* **What is required**: Leave out the images; return the rest of the data exactly.

+-------+

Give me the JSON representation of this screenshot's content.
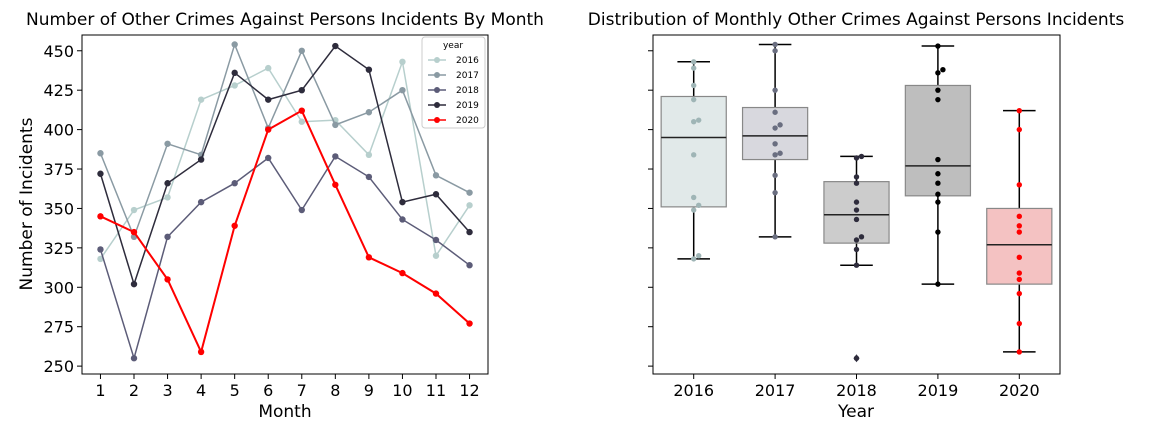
{
  "chart_data": [
    {
      "type": "line",
      "title": "Number of Other Crimes Against Persons Incidents By Month",
      "xlabel": "Month",
      "ylabel": "Number of Incidents",
      "x": [
        1,
        2,
        3,
        4,
        5,
        6,
        7,
        8,
        9,
        10,
        11,
        12
      ],
      "xticks": [
        "1",
        "2",
        "3",
        "4",
        "5",
        "6",
        "7",
        "8",
        "9",
        "10",
        "11",
        "12"
      ],
      "ylim": [
        245,
        460
      ],
      "yticks": [
        250,
        275,
        300,
        325,
        350,
        375,
        400,
        425,
        450
      ],
      "grid": false,
      "legend": {
        "title": "year",
        "placement": "top-right"
      },
      "series": [
        {
          "name": "2016",
          "color": "#b7cfcd",
          "values": [
            318,
            349,
            357,
            419,
            428,
            439,
            405,
            406,
            384,
            443,
            320,
            352
          ]
        },
        {
          "name": "2017",
          "color": "#8a9aa3",
          "values": [
            385,
            332,
            391,
            384,
            454,
            401,
            450,
            403,
            411,
            425,
            371,
            360
          ]
        },
        {
          "name": "2018",
          "color": "#5c5c78",
          "values": [
            324,
            255,
            332,
            354,
            366,
            382,
            349,
            383,
            370,
            343,
            330,
            314
          ]
        },
        {
          "name": "2019",
          "color": "#2e2c3c",
          "values": [
            372,
            302,
            366,
            381,
            436,
            419,
            425,
            453,
            438,
            354,
            359,
            335
          ]
        },
        {
          "name": "2020",
          "color": "#ff0000",
          "values": [
            345,
            335,
            305,
            259,
            339,
            400,
            412,
            365,
            319,
            309,
            296,
            277
          ]
        }
      ]
    },
    {
      "type": "box",
      "title": "Distribution of Monthly Other Crimes Against Persons Incidents",
      "xlabel": "Year",
      "ylabel": "",
      "ylim": [
        245,
        460
      ],
      "categories": [
        "2016",
        "2017",
        "2018",
        "2019",
        "2020"
      ],
      "boxes": [
        {
          "year": "2016",
          "min": 318,
          "q1": 351,
          "median": 395,
          "q3": 421,
          "max": 443,
          "outliers": [],
          "fill": "#e1e9e9",
          "point_color": "#9fb5b6",
          "points": [
            318,
            320,
            349,
            352,
            357,
            384,
            405,
            406,
            419,
            428,
            439,
            443
          ]
        },
        {
          "year": "2017",
          "min": 332,
          "q1": 381,
          "median": 396,
          "q3": 414,
          "max": 454,
          "outliers": [],
          "fill": "#d8d8de",
          "point_color": "#6a6e80",
          "points": [
            332,
            360,
            371,
            384,
            385,
            391,
            401,
            403,
            411,
            425,
            450,
            454
          ]
        },
        {
          "year": "2018",
          "min": 314,
          "q1": 328,
          "median": 346,
          "q3": 367,
          "max": 383,
          "outliers": [
            255
          ],
          "fill": "#cccccc",
          "point_color": "#2e2c3c",
          "points": [
            255,
            314,
            324,
            330,
            332,
            343,
            349,
            354,
            366,
            370,
            382,
            383
          ]
        },
        {
          "year": "2019",
          "min": 302,
          "q1": 358,
          "median": 377,
          "q3": 428,
          "max": 453,
          "outliers": [],
          "fill": "#bebebe",
          "point_color": "#000000",
          "points": [
            302,
            335,
            354,
            359,
            366,
            372,
            381,
            419,
            425,
            436,
            438,
            453
          ]
        },
        {
          "year": "2020",
          "min": 259,
          "q1": 302,
          "median": 327,
          "q3": 350,
          "max": 412,
          "outliers": [],
          "fill": "#f4c2c2",
          "point_color": "#ff0000",
          "points": [
            259,
            277,
            296,
            305,
            309,
            319,
            335,
            339,
            345,
            365,
            400,
            412
          ]
        }
      ]
    }
  ]
}
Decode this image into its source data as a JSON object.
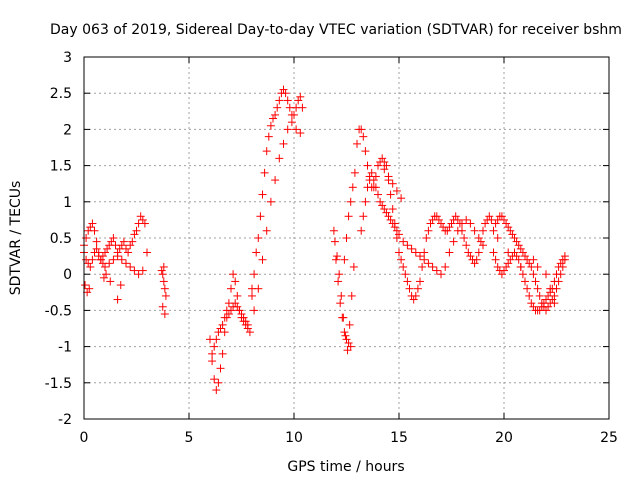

+-------+

* **Result for this task**:
Give me the JSON representation of this screenshot's content.
{
  "chart_data": [
    {
      "type": "line",
      "title": "Number of Other Crimes Against Persons Incidents By Month",
      "xlabel": "Month",
      "ylabel": "Number of Incidents",
      "x": [
        1,
        2,
        3,
        4,
        5,
        6,
        7,
        8,
        9,
        10,
        11,
        12
      ],
      "xticks": [
        "1",
        "2",
        "3",
        "4",
        "5",
        "6",
        "7",
        "8",
        "9",
        "10",
        "11",
        "12"
      ],
      "ylim": [
        245,
        460
      ],
      "yticks": [
        250,
        275,
        300,
        325,
        350,
        375,
        400,
        425,
        450
      ],
      "grid": false,
      "legend": {
        "title": "year",
        "placement": "top-right"
      },
      "series": [
        {
          "name": "2016",
          "color": "#b7cfcd",
          "values": [
            318,
            349,
            357,
            419,
            428,
            439,
            405,
            406,
            384,
            443,
            320,
            352
          ]
        },
        {
          "name": "2017",
          "color": "#8a9aa3",
          "values": [
            385,
            332,
            391,
            384,
            454,
            401,
            450,
            403,
            411,
            425,
            371,
            360
          ]
        },
        {
          "name": "2018",
          "color": "#5c5c78",
          "values": [
            324,
            255,
            332,
            354,
            366,
            382,
            349,
            383,
            370,
            343,
            330,
            314
          ]
        },
        {
          "name": "2019",
          "color": "#2e2c3c",
          "values": [
            372,
            302,
            366,
            381,
            436,
            419,
            425,
            453,
            438,
            354,
            359,
            335
          ]
        },
        {
          "name": "2020",
          "color": "#ff0000",
          "values": [
            345,
            335,
            305,
            259,
            339,
            400,
            412,
            365,
            319,
            309,
            296,
            277
          ]
        }
      ]
    },
    {
      "type": "box",
      "title": "Distribution of Monthly Other Crimes Against Persons Incidents",
      "xlabel": "Year",
      "ylabel": "",
      "ylim": [
        245,
        460
      ],
      "categories": [
        "2016",
        "2017",
        "2018",
        "2019",
        "2020"
      ],
      "boxes": [
        {
          "year": "2016",
          "min": 318,
          "q1": 351,
          "median": 395,
          "q3": 421,
          "max": 443,
          "outliers": [],
          "fill": "#e1e9e9",
          "point_color": "#9fb5b6",
          "points": [
            318,
            320,
            349,
            352,
            357,
            384,
            405,
            406,
            419,
            428,
            439,
            443
          ]
        },
        {
          "year": "2017",
          "min": 332,
          "q1": 381,
          "median": 396,
          "q3": 414,
          "max": 454,
          "outliers": [],
          "fill": "#d8d8de",
          "point_color": "#6a6e80",
          "points": [
            332,
            360,
            371,
            384,
            385,
            391,
            401,
            403,
            411,
            425,
            450,
            454
          ]
        },
        {
          "year": "2018",
          "min": 314,
          "q1": 328,
          "median": 346,
          "q3": 367,
          "max": 383,
          "outliers": [
            255
          ],
          "fill": "#cccccc",
          "point_color": "#2e2c3c",
          "points": [
            255,
            314,
            324,
            330,
            332,
            343,
            349,
            354,
            366,
            370,
            382,
            383
          ]
        },
        {
          "year": "2019",
          "min": 302,
          "q1": 358,
          "median": 377,
          "q3": 428,
          "max": 453,
          "outliers": [],
          "fill": "#bebebe",
          "point_color": "#000000",
          "points": [
            302,
            335,
            354,
            359,
            366,
            372,
            381,
            419,
            425,
            436,
            438,
            453
          ]
        },
        {
          "year": "2020",
          "min": 259,
          "q1": 302,
          "median": 327,
          "q3": 350,
          "max": 412,
          "outliers": [],
          "fill": "#f4c2c2",
          "point_color": "#ff0000",
          "points": [
            259,
            277,
            296,
            305,
            309,
            319,
            335,
            339,
            345,
            365,
            400,
            412
          ]
        }
      ]
    }
  ]
}
Decode this image into its source data as a JSON object.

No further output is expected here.